(WHAT IS NEEDED)
Starting at the line that holds "Convert this screenshot", set down each line through the end of the listing, exactly as written and with nothing added.

--- START INPUT FOR THIS TASK ---

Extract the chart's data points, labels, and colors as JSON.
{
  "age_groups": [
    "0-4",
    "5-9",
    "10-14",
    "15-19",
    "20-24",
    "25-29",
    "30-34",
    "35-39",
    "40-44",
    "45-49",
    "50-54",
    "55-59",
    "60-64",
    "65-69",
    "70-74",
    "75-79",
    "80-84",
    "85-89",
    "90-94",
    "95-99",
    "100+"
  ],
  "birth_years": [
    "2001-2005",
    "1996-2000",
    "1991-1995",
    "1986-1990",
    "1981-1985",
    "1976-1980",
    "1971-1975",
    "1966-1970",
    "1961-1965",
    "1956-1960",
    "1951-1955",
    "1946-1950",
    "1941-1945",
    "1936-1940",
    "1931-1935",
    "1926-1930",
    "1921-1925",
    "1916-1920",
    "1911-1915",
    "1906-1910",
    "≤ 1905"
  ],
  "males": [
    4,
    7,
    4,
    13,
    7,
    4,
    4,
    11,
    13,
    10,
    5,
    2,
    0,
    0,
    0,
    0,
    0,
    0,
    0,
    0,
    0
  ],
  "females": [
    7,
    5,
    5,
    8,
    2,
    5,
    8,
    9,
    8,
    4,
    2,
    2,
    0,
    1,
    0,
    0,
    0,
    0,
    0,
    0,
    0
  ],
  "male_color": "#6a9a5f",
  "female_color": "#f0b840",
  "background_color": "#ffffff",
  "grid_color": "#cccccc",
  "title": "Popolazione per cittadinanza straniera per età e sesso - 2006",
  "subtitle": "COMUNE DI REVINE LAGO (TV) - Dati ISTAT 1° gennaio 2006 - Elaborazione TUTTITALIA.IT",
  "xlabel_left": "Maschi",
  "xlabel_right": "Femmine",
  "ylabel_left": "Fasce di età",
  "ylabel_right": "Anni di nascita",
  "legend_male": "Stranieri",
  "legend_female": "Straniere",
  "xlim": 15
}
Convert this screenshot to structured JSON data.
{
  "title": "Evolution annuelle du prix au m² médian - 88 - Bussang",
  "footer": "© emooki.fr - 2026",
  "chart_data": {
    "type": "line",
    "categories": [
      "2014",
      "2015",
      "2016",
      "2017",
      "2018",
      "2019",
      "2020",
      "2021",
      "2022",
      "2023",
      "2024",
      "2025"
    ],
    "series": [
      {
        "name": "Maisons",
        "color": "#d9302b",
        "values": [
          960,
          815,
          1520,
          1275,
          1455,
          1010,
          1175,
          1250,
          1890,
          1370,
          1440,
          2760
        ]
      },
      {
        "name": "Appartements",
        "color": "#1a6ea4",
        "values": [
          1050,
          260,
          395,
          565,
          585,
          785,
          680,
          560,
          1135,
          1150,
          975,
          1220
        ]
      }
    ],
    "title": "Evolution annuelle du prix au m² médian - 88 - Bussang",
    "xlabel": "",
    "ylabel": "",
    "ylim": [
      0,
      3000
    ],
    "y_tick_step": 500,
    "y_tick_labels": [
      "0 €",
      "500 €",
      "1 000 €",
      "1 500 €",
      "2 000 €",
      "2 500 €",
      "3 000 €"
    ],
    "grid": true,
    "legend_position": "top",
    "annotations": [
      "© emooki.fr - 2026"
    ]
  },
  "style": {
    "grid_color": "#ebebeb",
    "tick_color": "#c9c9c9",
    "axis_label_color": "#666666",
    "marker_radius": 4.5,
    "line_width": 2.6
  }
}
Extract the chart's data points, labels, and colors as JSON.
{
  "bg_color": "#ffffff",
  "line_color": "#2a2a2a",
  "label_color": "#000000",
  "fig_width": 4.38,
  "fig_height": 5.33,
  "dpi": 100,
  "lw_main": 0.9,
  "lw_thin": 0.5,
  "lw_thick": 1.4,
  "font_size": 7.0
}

--- END INPUT FOR THIS TASK ---

(FINISHED ANSWER)
Convert this screenshot to structured JSON data.
{
  "title": "Evolution annuelle du prix au m² médian - 88 - Bussang",
  "footer": "© emooki.fr - 2026",
  "chart_data": {
    "type": "line",
    "categories": [
      "2014",
      "2015",
      "2016",
      "2017",
      "2018",
      "2019",
      "2020",
      "2021",
      "2022",
      "2023",
      "2024",
      "2025"
    ],
    "series": [
      {
        "name": "Maisons",
        "color": "#d9302b",
        "values": [
          960,
          815,
          1520,
          1275,
          1455,
          1010,
          1175,
          1250,
          1890,
          1370,
          1440,
          2760
        ]
      },
      {
        "name": "Appartements",
        "color": "#1a6ea4",
        "values": [
          1050,
          260,
          395,
          565,
          585,
          785,
          680,
          560,
          1135,
          1150,
          975,
          1220
        ]
      }
    ],
    "title": "Evolution annuelle du prix au m² médian - 88 - Bussang",
    "xlabel": "",
    "ylabel": "",
    "ylim": [
      0,
      3000
    ],
    "y_tick_step": 500,
    "y_tick_labels": [
      "0 €",
      "500 €",
      "1 000 €",
      "1 500 €",
      "2 000 €",
      "2 500 €",
      "3 000 €"
    ],
    "grid": true,
    "legend_position": "top",
    "annotations": [
      "© emooki.fr - 2026"
    ]
  },
  "style": {
    "grid_color": "#ebebeb",
    "tick_color": "#c9c9c9",
    "axis_label_color": "#666666",
    "marker_radius": 4.5,
    "line_width": 2.6
  }
}
Extract the chart's data points, labels, and colors as JSON.
{
  "bg_color": "#ffffff",
  "line_color": "#2a2a2a",
  "label_color": "#000000",
  "fig_width": 4.38,
  "fig_height": 5.33,
  "dpi": 100,
  "lw_main": 0.9,
  "lw_thin": 0.5,
  "lw_thick": 1.4,
  "font_size": 7.0
}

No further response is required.